═══ Article
If several are the same size you lump them together.

Now you have a cascading system in which if you choose this script, you 
will have "Small ones protected against Big ones" protection in which 
you really don't have to set anything up yourself.

You don't even have to flag them as critical...

Sounds like fun to make in any case.

g) There is a little program called "pam_shield" that uses 
"shield_triggers" to select which kind of behaviour the user wants to 
use in blocking external IPs. It provides several alternatives such as 
IP routing block (blackhole) and iptables block.

You can choose which intervention you want. The scripts are already 
provided. You just have to select the one you want.

>> And to ensure that this is default behaviour?
> 
> Why you think this should be default ?
> 
> Default is to auto-extend thin-data & thin-metadata when needed if you
> set threshold bellow 100%.

Q: In a 100% filled up pool, are snapshots still going to be valid?

Could it be useful to have a default policy of dropping snapshots at 
high consumption? (ie. 99%). But it doesn't have to be default if you 
can easily configure it and the scripts are available.

So no, if the scripts are available and the system doesn't crash as you 
say it doesn't anymore, there does not need to be a default.

Just documented.

I've been condensing this email.

You could have a script like:

#!/bin/bash

# Assuming $1 is the thin pool I am getting executed on, that $2 is the 
threshold that
# has been reached, and $3 is the free space available in pool

MIN_FREE_SPACE_CRITICAL_VOLUMES_PCT=5

1. iterate critical volumes
2. calculate needed free space for those volumes based on above value
3. check against the free space in $3

4. perform action

Well I am not saying anything new here compared to Brassow Jonathan.

But it could be that simple to have a script you don't even need to 
configure.

More sophisticated then would be a big vs small script in which you 
don't even need to configure the critical volumes.
══════
To-do list
1. In the thin pool email, which two blocking alternatives does pam_shield offer?
2. Repeat a passage of the thin pool email word for word, starting with "So no, if the" and going on through "condensing this email.".
3. Pick up the thin pool email after its final sentence and keep writing.
═══ Records supplied
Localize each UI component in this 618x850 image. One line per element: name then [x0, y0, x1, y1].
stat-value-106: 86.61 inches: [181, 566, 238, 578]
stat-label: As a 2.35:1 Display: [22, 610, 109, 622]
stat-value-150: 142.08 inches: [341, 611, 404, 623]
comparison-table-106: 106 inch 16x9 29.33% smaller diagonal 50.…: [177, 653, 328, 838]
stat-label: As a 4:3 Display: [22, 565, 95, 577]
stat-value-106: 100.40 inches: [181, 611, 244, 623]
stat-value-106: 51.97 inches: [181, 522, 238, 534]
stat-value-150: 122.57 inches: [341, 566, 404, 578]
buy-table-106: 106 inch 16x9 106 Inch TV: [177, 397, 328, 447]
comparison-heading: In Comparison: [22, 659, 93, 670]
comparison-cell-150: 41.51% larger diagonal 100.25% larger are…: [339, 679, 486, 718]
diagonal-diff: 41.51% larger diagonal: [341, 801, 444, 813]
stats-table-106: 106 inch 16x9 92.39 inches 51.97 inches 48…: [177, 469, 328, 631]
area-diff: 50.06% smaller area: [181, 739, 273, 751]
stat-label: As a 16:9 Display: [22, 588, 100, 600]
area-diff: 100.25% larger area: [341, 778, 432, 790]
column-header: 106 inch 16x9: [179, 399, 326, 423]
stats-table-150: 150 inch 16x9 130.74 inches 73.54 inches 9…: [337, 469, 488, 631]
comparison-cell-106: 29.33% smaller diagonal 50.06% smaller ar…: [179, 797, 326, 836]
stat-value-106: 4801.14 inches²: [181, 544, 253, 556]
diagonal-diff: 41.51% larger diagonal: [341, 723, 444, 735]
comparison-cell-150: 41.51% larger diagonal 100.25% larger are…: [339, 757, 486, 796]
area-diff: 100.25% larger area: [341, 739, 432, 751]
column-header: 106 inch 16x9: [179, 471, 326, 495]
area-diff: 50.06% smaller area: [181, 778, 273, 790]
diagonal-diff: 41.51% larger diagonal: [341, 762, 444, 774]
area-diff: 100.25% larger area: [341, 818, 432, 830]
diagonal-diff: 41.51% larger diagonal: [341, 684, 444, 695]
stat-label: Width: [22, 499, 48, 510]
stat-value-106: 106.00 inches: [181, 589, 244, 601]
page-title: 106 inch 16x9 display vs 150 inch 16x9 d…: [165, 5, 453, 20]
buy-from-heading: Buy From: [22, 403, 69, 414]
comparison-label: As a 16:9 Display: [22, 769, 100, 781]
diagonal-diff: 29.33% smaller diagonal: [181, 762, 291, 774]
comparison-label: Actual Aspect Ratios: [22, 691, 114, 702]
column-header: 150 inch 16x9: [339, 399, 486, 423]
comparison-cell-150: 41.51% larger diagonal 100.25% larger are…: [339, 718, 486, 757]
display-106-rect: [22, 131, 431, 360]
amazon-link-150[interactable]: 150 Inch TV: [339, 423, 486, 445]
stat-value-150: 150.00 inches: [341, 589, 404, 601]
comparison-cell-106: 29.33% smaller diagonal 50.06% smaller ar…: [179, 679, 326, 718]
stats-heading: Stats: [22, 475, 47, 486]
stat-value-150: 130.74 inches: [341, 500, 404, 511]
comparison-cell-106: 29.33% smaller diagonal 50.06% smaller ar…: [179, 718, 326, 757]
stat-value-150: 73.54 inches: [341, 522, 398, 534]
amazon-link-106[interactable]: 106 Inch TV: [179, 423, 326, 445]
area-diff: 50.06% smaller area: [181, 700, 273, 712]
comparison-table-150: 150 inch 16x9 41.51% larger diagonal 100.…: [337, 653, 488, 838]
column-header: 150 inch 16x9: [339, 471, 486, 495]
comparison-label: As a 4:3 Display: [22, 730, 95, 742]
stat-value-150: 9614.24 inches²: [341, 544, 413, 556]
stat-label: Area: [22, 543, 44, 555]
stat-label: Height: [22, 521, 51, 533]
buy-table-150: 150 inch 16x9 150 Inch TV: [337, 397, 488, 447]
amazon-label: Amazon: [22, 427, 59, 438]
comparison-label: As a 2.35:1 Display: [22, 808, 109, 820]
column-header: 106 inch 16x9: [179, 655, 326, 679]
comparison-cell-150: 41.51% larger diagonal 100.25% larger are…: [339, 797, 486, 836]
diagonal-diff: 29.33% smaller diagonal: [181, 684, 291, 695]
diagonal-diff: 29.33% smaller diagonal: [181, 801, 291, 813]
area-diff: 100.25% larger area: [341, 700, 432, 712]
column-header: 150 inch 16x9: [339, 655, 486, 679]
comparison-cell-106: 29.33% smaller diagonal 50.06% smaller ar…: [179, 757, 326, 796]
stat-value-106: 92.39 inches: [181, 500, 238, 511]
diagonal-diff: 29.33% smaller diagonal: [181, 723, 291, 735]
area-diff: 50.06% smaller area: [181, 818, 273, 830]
══════
Answers to the problems
1. IP routing block (blackhole) and iptables block.

2.
So no, if the scripts are available and the system doesn't crash as you 
say it doesn't anymore, there does not need to be a default.

Just documented.

I've been condensing this email.

3.
So to sum up my position is still:

a) Personally I would still prefer in-kernel protection based on quotas
b) Personally I would not want anything else from in-kernel protection
c) No other policies than that in the kernel
d) Just allocation block based on quotas based on lazy data collection

e) If people really use 64kB chunksizes and want max performance then 
it's not for them
f) The analogy of the aeroplane that runs out of fuel and you have to 
choose which passengers to eject does not apply if you use quotas.

g) I would want more advanced policy or protection mechanisms 
(intervention) in userland using above ideas.

h) I would want inclusion of those basic default scripts in LVM upstream

i) The model of "shield_trigger" of "pam_shield" is a choice between 
several default interventions

> We can discuss if it's good idea to enable auto-extending by default -
> as we don't know if the free space in VG is meant to be used for
> thin-pool or there is some other plan admin might have...

I don't think you should. Any admin that uses thin and that intends to 
auto-extend, will be able to configure so anyway.

When I said I wanted default, it is more like "available by default" 
than "configured by default".

Using thin is a pretty conscious choice.

As long as it is easy to activate protection measures, that is not an 
issue and does not need to be default imo.

Priorities for me:

1) Monitoring and reporting
2) System could block allocation for critical volumes
3) I can drop snapshots starting with the biggest one in case of <5% 
pool free
4) I can freeze volumes when space for critical volumes runs out

Okay sending this now. I tried to summarize.

See ya.